RECORDS PROVIDED:
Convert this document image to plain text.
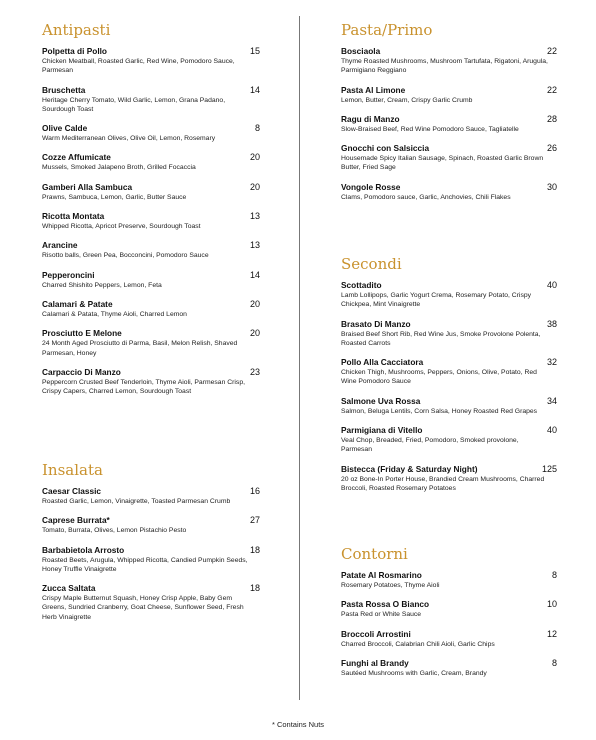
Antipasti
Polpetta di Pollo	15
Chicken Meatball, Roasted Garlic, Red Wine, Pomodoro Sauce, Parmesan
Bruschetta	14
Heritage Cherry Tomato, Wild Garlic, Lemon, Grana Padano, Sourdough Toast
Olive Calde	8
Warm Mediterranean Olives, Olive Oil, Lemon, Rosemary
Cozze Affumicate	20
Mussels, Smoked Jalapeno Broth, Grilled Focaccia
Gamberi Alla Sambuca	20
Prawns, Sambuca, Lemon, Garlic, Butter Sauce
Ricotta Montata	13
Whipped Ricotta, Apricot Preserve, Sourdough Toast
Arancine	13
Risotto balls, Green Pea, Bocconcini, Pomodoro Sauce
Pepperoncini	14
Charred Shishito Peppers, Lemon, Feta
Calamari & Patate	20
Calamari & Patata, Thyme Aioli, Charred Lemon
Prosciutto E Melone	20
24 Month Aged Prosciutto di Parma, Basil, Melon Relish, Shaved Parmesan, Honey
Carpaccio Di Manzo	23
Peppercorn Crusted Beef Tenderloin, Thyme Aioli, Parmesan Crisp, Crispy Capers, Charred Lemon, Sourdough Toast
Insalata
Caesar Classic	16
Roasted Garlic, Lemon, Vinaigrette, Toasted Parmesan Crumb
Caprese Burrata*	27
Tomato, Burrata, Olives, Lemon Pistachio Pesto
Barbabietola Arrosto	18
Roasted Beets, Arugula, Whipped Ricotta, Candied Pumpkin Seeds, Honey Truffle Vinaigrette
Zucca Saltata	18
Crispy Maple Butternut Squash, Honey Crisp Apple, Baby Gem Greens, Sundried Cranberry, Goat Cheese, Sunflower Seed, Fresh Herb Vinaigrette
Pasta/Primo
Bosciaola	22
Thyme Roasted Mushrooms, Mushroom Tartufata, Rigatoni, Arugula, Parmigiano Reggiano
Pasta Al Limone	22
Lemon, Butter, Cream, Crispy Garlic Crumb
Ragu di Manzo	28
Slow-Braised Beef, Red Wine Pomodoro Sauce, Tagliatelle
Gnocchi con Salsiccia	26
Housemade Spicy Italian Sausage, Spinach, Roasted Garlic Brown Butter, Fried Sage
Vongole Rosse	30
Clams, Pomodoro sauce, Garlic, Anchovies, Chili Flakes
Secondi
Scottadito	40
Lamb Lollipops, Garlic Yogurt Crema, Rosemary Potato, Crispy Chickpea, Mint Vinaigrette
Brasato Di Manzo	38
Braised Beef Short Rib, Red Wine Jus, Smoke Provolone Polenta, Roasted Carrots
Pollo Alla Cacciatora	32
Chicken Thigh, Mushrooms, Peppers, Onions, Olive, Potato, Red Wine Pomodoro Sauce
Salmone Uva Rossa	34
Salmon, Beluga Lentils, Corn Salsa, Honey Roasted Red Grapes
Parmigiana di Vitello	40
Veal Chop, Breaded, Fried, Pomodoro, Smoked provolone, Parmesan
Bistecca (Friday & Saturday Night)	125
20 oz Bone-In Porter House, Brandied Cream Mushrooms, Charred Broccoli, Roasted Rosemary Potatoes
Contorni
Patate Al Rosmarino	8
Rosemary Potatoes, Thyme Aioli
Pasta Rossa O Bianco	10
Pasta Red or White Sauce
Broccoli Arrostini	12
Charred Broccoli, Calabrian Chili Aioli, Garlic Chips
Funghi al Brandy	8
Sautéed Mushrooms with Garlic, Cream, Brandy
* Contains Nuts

...

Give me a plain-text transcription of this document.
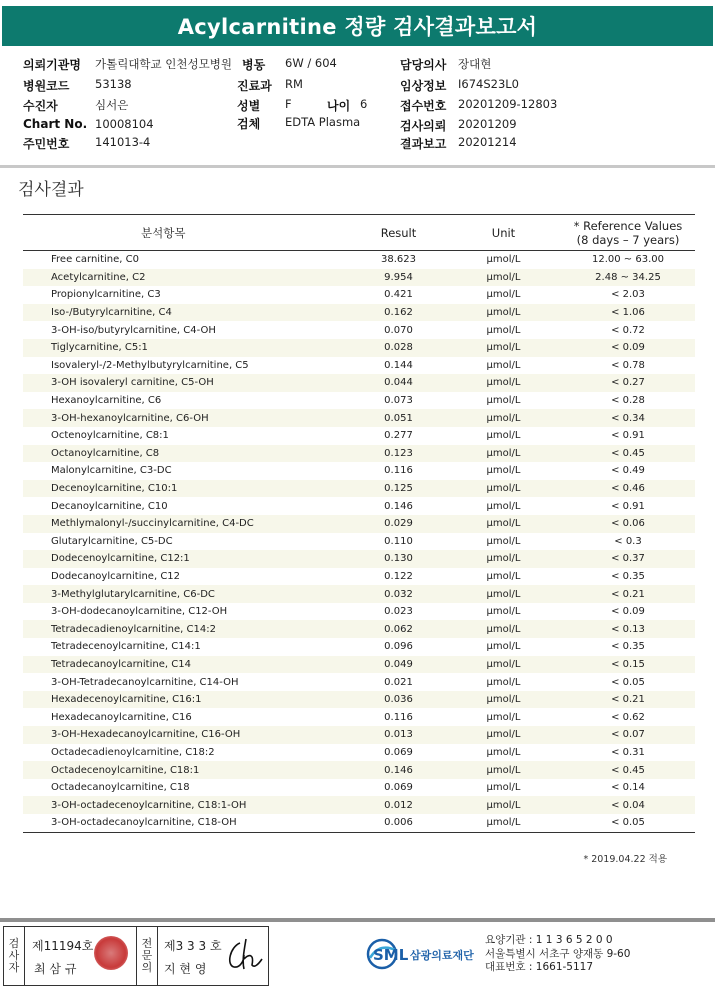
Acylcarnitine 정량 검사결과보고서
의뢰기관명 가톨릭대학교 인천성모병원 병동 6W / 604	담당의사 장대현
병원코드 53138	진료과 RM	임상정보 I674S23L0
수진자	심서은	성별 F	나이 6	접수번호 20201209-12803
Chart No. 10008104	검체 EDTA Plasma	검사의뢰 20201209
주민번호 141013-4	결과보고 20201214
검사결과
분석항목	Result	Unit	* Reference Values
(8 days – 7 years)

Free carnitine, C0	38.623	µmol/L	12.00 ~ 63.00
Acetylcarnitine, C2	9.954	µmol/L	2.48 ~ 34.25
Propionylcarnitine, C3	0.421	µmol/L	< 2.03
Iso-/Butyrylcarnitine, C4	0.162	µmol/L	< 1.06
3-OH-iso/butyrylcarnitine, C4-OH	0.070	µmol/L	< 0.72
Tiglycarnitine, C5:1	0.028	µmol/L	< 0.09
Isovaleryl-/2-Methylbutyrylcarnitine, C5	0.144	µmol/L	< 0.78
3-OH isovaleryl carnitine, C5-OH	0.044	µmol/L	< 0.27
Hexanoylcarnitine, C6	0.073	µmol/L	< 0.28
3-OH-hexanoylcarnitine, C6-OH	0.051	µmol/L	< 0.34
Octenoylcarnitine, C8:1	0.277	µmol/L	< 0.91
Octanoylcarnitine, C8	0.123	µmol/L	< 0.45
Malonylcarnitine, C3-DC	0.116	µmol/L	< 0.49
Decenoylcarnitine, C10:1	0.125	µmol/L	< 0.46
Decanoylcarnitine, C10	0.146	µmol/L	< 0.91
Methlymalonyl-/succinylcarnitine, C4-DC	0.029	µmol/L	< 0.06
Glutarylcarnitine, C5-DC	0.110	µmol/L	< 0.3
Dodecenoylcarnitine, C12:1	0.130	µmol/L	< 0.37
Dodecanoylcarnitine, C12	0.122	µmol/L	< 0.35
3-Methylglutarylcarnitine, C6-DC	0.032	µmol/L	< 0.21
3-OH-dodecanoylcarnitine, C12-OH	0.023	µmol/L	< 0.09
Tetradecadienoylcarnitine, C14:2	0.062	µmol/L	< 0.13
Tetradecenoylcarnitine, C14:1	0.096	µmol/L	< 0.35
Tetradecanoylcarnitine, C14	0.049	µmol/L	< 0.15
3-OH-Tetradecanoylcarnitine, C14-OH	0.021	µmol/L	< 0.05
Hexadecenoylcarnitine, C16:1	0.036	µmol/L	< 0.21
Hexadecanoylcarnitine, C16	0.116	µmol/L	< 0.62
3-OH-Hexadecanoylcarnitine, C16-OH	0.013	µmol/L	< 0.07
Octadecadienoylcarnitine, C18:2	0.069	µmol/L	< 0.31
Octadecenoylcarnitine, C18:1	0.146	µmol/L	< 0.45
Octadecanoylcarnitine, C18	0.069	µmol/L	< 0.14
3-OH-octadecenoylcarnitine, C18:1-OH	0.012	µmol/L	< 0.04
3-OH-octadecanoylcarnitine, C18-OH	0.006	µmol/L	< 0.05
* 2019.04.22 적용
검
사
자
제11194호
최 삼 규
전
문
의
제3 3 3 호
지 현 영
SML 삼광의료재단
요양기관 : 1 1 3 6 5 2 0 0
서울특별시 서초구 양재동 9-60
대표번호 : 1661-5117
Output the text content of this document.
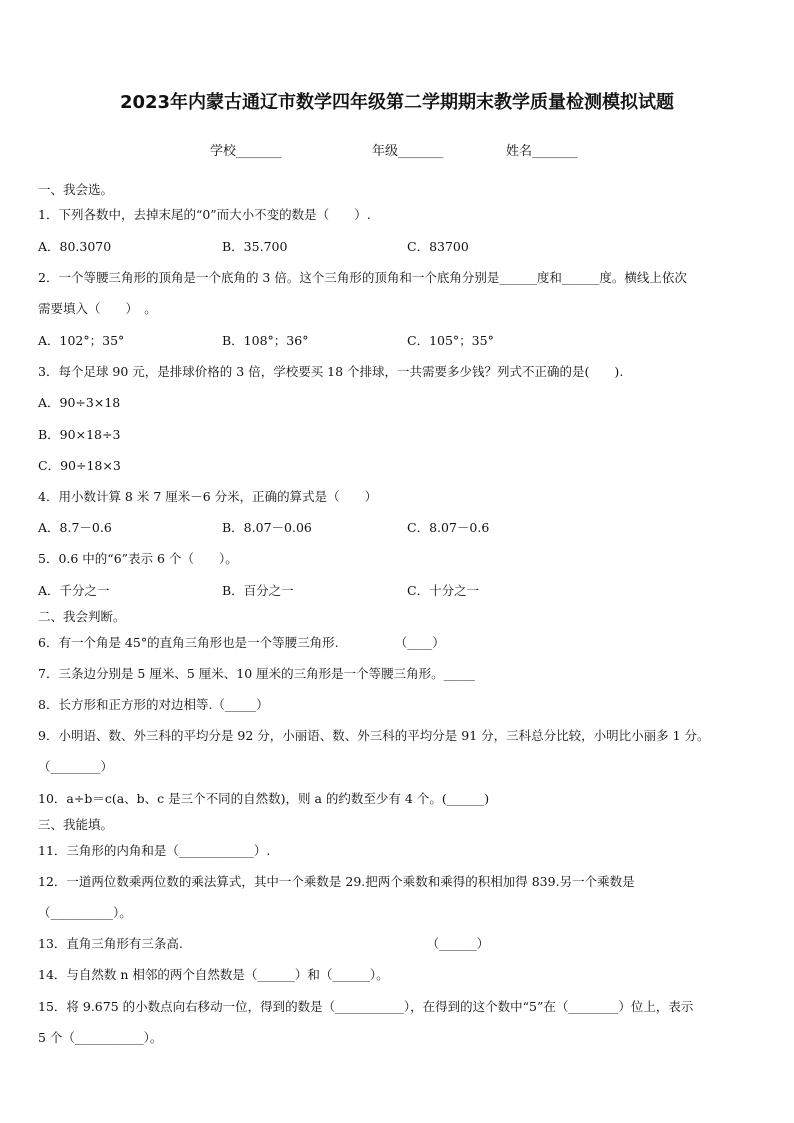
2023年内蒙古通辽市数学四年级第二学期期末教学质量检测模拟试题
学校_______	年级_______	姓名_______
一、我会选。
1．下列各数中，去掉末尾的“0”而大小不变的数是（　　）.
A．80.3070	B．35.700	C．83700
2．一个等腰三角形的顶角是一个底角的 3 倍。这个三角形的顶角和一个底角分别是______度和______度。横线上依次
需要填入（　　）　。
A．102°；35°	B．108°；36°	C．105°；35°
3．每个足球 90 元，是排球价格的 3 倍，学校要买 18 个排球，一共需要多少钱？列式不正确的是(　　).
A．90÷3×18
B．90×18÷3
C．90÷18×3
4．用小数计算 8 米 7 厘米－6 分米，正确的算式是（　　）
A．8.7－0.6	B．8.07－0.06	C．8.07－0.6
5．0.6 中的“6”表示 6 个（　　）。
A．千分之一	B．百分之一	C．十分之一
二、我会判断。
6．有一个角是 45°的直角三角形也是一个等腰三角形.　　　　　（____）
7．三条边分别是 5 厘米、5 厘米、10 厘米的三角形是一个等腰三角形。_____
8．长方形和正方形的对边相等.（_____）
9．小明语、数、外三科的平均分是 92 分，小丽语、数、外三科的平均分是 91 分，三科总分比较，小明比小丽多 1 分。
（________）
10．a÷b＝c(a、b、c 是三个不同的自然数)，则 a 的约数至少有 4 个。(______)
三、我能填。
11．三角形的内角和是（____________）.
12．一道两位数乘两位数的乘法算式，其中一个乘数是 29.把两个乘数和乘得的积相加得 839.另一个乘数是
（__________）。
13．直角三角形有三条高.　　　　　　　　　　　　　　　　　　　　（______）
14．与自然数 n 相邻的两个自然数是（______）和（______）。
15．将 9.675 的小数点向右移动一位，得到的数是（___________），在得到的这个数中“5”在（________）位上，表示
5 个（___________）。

* * *

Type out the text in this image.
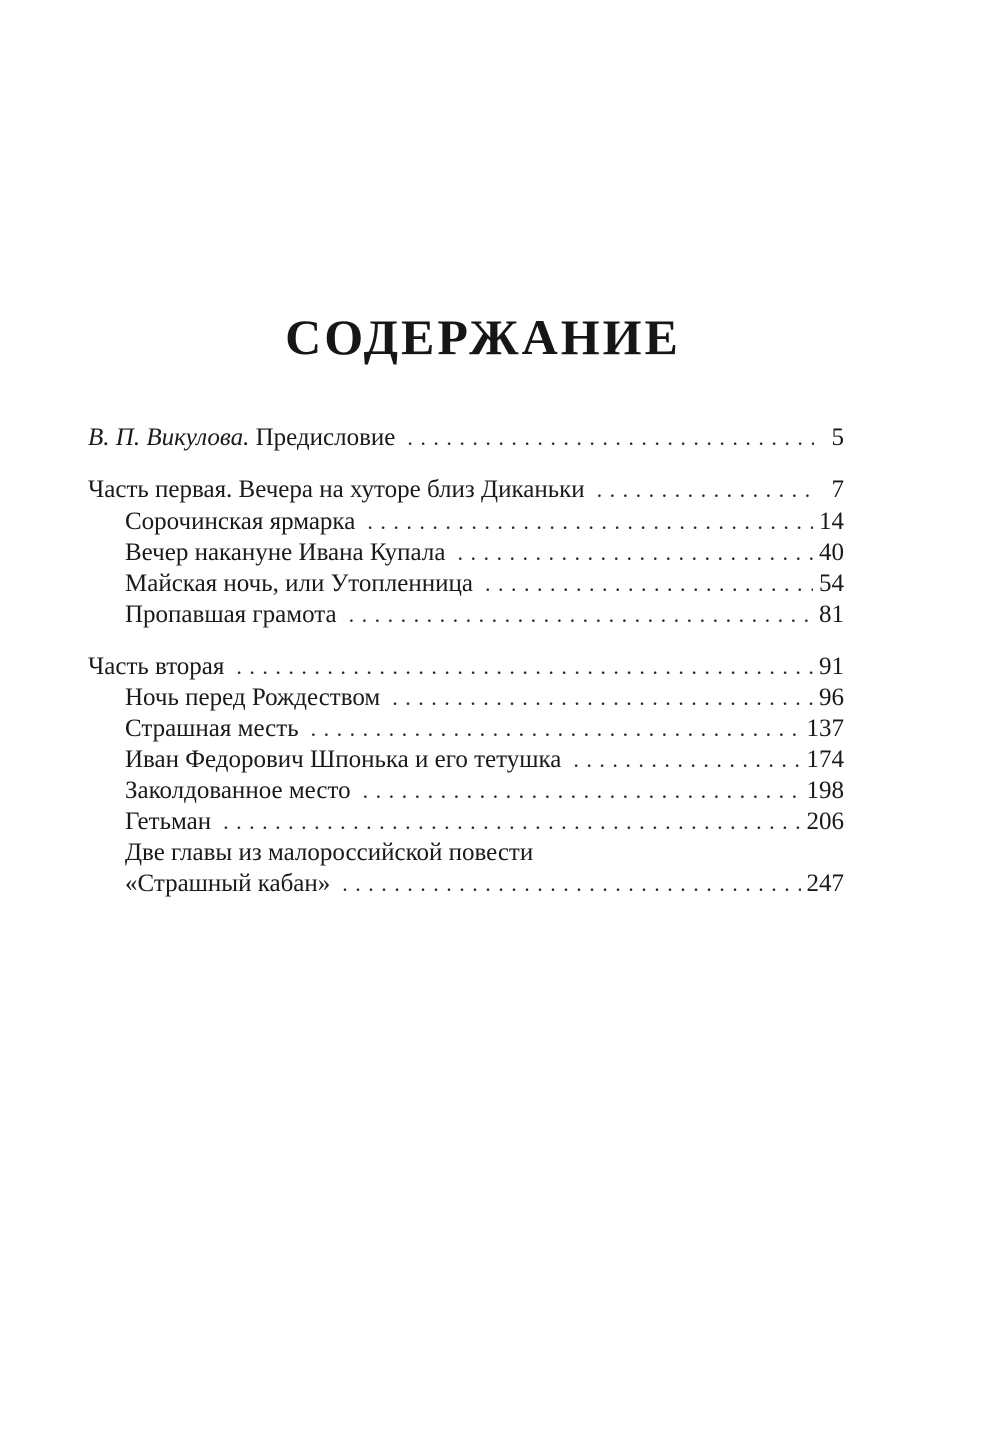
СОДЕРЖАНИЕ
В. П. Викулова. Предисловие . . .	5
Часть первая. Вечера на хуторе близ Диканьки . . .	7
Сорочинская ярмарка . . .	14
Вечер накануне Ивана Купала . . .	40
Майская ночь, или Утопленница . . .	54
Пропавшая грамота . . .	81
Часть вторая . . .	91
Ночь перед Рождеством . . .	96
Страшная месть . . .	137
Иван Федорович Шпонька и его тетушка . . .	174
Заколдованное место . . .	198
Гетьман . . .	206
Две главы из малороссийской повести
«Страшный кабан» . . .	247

GIVEN INSTRUCTION: Using the data above, copy each line that contains "Potatoes".

EXERCISE OUTPUT:
20 oz Bone-In Porter House, Brandied Cream Mushrooms, Charred Broccoli, Roasted Rosemary Potatoes
Rosemary Potatoes, Thyme Aioli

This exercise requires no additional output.